## REQUEST
Could you reproduce verbatim the entries from the very first line through the line containing "84, 1792, 98]", including both of those lines?

--- Begin ENTRIES SUPPLIED ---

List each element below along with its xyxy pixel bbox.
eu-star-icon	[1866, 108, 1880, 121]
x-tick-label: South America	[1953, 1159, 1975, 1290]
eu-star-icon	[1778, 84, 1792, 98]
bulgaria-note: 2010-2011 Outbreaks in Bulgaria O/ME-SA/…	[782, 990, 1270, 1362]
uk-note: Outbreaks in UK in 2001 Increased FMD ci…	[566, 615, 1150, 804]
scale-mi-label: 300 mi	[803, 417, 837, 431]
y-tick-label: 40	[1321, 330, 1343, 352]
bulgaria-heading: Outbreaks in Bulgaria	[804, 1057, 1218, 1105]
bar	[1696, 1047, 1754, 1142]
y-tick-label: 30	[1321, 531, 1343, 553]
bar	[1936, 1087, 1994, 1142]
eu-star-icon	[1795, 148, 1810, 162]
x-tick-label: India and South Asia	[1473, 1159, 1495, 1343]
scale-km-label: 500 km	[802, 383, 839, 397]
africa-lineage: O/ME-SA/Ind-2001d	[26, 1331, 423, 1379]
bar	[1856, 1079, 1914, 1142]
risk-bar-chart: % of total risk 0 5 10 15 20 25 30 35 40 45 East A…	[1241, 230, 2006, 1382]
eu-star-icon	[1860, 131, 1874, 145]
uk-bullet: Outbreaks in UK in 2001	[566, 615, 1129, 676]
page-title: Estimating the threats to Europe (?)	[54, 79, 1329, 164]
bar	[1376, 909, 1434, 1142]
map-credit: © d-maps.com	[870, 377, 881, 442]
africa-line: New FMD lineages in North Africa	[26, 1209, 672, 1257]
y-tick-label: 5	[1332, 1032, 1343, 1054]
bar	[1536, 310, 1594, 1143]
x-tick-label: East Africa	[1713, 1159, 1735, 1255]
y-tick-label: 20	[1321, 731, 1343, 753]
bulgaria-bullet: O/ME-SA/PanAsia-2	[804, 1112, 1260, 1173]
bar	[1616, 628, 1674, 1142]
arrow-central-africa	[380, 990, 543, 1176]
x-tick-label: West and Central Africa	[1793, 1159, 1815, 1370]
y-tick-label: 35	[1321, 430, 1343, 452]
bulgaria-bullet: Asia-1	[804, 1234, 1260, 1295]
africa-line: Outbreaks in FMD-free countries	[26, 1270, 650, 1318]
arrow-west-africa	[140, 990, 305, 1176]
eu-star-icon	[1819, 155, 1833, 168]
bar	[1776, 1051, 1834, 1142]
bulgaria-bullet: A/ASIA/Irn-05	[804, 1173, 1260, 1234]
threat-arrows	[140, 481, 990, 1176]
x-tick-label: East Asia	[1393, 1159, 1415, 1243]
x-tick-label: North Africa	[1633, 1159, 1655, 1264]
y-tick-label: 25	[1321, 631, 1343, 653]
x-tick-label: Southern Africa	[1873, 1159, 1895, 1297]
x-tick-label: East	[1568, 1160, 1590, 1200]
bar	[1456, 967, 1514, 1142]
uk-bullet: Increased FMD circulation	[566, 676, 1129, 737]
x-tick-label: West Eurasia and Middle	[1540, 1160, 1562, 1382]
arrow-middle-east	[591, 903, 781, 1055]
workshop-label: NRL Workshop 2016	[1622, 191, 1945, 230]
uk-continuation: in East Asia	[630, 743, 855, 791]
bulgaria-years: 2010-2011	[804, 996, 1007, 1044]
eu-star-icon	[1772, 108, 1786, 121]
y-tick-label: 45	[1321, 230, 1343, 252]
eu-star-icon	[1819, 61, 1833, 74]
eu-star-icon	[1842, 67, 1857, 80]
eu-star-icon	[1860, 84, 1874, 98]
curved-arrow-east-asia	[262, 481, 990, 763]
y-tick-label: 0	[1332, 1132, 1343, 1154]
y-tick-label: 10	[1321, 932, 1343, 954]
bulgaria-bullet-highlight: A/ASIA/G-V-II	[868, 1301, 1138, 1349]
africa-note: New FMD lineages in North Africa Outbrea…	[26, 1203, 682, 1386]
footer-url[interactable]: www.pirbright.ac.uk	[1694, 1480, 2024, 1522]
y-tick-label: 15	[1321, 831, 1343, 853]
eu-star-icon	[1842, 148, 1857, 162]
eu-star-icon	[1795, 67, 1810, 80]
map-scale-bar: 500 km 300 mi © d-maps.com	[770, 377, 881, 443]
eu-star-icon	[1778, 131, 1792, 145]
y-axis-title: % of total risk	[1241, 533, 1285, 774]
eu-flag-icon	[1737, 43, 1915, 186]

--- End ENTRIES SUPPLIED ---

## TASK SOLUTION
List each element below along with its xyxy pixel bbox.
eu-star-icon	[1866, 108, 1880, 121]
x-tick-label: South America	[1953, 1159, 1975, 1290]
eu-star-icon	[1778, 84, 1792, 98]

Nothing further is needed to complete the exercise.